Excerpted data

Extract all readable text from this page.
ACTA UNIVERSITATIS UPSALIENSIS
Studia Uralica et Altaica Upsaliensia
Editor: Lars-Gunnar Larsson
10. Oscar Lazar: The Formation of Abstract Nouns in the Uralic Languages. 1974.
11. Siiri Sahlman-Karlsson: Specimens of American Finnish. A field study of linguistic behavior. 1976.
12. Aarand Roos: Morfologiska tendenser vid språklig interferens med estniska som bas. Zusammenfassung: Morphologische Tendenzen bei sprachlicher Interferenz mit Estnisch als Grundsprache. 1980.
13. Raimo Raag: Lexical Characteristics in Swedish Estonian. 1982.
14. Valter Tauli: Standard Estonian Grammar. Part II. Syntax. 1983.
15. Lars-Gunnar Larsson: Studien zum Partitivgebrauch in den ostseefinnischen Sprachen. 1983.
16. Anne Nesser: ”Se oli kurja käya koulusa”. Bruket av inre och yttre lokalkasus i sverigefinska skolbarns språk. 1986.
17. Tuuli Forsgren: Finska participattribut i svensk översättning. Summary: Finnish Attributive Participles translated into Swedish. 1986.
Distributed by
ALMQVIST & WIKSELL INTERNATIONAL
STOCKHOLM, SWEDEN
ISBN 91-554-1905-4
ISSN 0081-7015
* * *
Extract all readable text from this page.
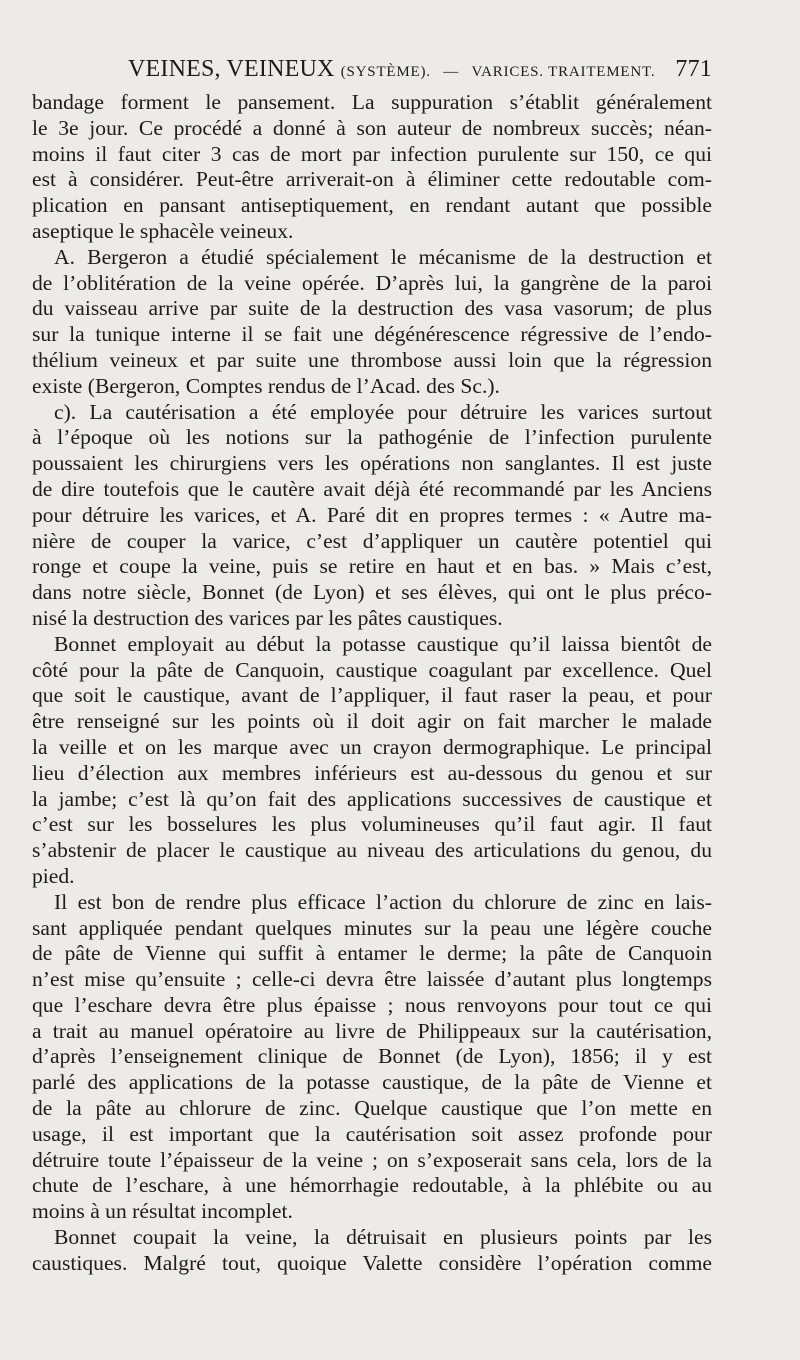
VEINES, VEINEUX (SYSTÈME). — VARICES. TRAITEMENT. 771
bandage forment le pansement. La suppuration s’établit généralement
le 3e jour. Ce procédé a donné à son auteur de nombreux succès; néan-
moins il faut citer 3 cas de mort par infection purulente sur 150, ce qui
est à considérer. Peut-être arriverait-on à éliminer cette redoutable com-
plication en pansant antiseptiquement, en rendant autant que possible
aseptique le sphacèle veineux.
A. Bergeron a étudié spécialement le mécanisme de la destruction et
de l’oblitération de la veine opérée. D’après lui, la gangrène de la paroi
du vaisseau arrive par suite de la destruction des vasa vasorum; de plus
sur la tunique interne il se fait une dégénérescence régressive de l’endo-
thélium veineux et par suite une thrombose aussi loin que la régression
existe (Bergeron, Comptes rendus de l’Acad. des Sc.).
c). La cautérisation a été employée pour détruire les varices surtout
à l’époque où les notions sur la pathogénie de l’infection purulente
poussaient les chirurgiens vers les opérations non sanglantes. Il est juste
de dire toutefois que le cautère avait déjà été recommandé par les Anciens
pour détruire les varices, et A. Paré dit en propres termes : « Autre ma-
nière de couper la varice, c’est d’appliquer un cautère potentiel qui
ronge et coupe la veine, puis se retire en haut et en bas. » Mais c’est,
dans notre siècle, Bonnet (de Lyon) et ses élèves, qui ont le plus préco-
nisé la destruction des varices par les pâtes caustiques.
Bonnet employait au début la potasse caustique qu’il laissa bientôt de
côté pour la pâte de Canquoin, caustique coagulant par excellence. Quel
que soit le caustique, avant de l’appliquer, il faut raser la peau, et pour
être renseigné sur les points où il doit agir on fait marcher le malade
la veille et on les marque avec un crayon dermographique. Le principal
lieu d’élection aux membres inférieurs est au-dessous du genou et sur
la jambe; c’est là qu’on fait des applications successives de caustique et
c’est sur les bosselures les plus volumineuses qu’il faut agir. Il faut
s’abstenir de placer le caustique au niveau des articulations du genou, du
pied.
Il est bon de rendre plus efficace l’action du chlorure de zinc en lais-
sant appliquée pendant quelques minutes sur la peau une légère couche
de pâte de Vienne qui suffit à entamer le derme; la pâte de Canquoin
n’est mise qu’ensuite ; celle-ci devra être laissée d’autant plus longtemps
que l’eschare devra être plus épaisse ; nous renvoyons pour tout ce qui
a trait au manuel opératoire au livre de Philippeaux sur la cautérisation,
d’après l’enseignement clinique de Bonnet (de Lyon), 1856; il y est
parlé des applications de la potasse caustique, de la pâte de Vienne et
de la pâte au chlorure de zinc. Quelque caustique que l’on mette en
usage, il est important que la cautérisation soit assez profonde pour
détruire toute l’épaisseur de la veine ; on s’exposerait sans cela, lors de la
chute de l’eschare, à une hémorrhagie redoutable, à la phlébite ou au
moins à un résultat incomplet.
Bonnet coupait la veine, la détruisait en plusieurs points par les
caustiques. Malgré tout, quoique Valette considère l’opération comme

Stated task
Look through the data and show every line containing "soit".

Response below
que soit le caustique, avant de l’appliquer, il faut raser la peau, et pour
usage, il est important que la cautérisation soit assez profonde pour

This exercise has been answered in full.